* **Your objective**: Gather all lines from the material that contain "размер".

* **Record set**:
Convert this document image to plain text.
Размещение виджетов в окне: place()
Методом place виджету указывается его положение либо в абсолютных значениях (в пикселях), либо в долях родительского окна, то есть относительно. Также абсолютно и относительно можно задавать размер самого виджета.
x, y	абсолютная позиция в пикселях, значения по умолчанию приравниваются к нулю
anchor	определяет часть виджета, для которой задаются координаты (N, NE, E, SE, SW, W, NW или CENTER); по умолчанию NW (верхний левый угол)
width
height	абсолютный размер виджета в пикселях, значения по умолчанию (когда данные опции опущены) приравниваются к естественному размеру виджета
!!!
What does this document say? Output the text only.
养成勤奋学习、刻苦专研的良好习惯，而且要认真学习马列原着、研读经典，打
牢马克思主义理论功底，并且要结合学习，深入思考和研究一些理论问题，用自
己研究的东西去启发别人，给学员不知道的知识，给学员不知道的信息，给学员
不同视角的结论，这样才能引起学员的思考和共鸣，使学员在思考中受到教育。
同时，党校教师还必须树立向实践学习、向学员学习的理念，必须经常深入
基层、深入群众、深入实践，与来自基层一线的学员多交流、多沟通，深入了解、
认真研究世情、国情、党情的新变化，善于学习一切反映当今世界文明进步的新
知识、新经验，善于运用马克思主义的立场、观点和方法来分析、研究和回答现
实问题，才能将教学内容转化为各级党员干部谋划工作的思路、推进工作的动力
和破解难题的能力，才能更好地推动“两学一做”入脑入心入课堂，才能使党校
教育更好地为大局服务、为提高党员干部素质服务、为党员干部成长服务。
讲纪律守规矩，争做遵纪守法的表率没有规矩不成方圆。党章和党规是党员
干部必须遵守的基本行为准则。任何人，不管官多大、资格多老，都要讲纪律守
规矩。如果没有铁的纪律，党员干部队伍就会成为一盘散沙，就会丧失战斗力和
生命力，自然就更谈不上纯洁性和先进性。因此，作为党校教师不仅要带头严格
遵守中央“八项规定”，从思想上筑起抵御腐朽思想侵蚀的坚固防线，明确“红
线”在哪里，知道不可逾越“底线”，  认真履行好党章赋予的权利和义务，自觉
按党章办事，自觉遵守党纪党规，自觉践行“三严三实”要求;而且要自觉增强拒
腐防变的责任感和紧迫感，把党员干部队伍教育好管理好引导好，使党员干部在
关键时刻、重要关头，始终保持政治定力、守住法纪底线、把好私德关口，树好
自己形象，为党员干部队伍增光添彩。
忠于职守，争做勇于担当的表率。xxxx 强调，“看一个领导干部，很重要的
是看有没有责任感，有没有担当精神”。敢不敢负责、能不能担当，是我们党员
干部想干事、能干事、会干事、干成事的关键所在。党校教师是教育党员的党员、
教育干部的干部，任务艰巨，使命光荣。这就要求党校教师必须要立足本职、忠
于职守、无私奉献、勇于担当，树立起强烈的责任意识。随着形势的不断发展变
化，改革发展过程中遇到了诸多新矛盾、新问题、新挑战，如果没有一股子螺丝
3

* **Response to the task**:
Методом place виджету указывается его положение либо в абсолютных значениях (в пикселях), либо в долях родительского окна, то есть относительно. Также абсолютно и относительно можно задавать размер самого виджета.
height	абсолютный размер виджета в пикселях, значения по умолчанию (когда данные опции опущены) приравниваются к естественному размеру виджета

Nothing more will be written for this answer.